TESTO DA LEGGERE
◆ ◆ ◆ ◆

Le guerre contro Putin

putin rt smalldi Guadi Calvo* | da alainet.org

Traduzione di Marx21.it

Dal momento in cui la Russia ha spezzato l’unipolarismo, nell’agosto 2013, dopo l’episodio di Al-Ghutta, uno dei momenti più critici della guerra in Siria, quando Barack Obama aveva cercato di avviare un’operazione armata contro il presidente Bashar al-Assad, accusandolo di utilizzare armi chimiche contro la popolazione civile del quartiere di Damasco di Al-Ghutta, in cui sarebbero morte 2.500 persone. Obama, allora, che si sentiva investito del santo diritto dei popoli, aveva mobilitato ancora una volta la sua aviazione, allo scopo di annientare ogni resistenza del governo siriano all’assalto di migliaia di terroristi che avevano invaso il suo paese.

Questo gesto disperato del Premio Nobel della Pace 2009, che aveva condotto il mondo sull’orlo di un olocausto nucleare, non solo generò la risposta immediata e precisa di Mosca, che avrebbe impedito la concretizzazione di tali attacchi, ma anche fece si che il Regno Unito, per la prima volta in una lunga storia di alleanze militari con gli Stati Uniti, desistesse dall’accompagnarlo in una nuova avventura bellica. Naturalmente, come sempre, la Francia nel suo eterno ruolo di secondo violino, non esitò ad assecondare Obama, ma l’operazione Al-Ghutta era già stata smontata, dal momento che si seppe che le armi tossiche utilizzate contro la popolazione civile erano state rubate dagli arsenali del colonnello Gheddafi, dopo che era stato rovesciato, e che era stata denunciata la presenza di 15 agenti del Mossad sul luogo dei fatti, dei quali in seguito non si sono avute più notizie.

Ad Al-Ghutta, Obama subì uno dei più pesanti rovesci della storia degli Stati Uniti; e permise a Putin di occupare il centro della scena mondiale; la Francia, come sempre dalla Conferenza di Yalta, fu costretta a osservare la grande storia dall’esterno.

La fine dell’unipolarismo non ha imposto, al contrario di quanto sostengono molti analisti, il multipolarismo.

Diciamolo chiaramente, nel mondo solo tre paesi hanno voce in capitolo e sono ovviamente Stati Uniti, Russia e Cina. Gli altri, a partire dallo sconnesso blocco dell’Unione Europea, sono comparse e molti di essi sempre più ai margini.

◆ ◆ ◆ ◆

MATERIALE FORNITO
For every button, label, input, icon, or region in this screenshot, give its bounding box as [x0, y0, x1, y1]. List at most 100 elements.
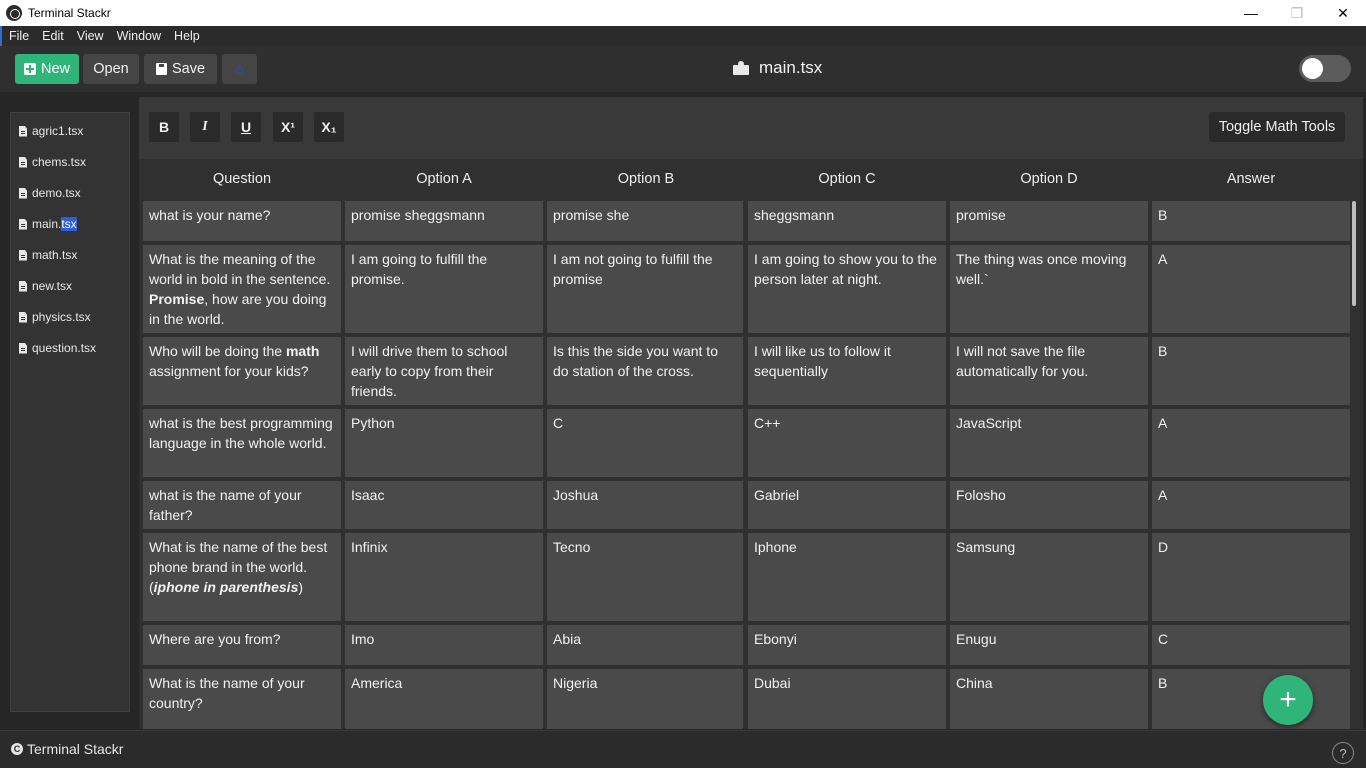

◆ ◆ ◆ ◆

ELENCO DEI COMPITI
**a.** Nel testo sulle guerre contro Putin, quale paese rinunciò per la prima volta ad affiancare gli Stati Uniti in una nuova avventura bellica?
**b.** Scrivi il seguito del testo sulle guerre contro Putin, riprendendo subito dopo la sua ultima frase.

RISULTATI ATTESI
**a.** Il Regno Unito.

**b.**
Dopo l’irruzione di Mosca nel conflitto siriano, con un sempre maggiore coinvolgimento, e ben oltre gli ingenti sforzi dell’Occidente, delle monarchie sunnite del Golfo, di Israele e della Turchia, assistiamo al miracolo di Aleppo, sebbene senza dubbio la morte continuerà a essere sparsa sui campi siriani, e il terrorismo subisce un colpo talmente demolitore che, se venisse a mancare del gigantesco appoggio economico e militare dei suoi patrocinatori, segnerebbe la sua sorte.

In ultima analisi, il presidente Bashar al-Assad, insieme a Vladimir Putin, al presidente iraniano Hassan Rouhani e al segretario generale del gruppo libanese sciita Hezbollah, Hassan Nasrallah, si affermano come i grandi vincitori di una delle più terrificanti guerre degli ultimi trent’anni.

Senza dubbio, i think tank avevano preso in grande considerazione la possibilità che le strategie occidentali contro la Siria, per cercare in seguito di colpire l’Iran, avrebbero potuto subire un insuccesso e che da questo insuccesso Putin avrebbe potuto beneficiare politicamente a livello interno e, soprattutto, a livello internazionale.

Il colpo si Stato in Ucraina del 2014 e l’inizio di un conflitto in un ambito geografico molto caro all’immaginario russo, è stato un buon modo per aprire una ferita e mantenerla sanguinante per tutto il tempo possibile e necessario.

L’Occidente, non solo, da molti anni, tenta di colpire la Russia in Ucraina, e soprattutto dal momento della sua azione decisa per porre fine alla guerra in Siria, ma le operazioni e le provocazioni contro la Russia si moltiplicano a partire dai territori dell’ex Unione Sovietica e di quelli appartenenti all’ex Patto di Varsavia. Nel tentativo di limitare l’influenza russa in questi territori sul piano politico, economico e militare.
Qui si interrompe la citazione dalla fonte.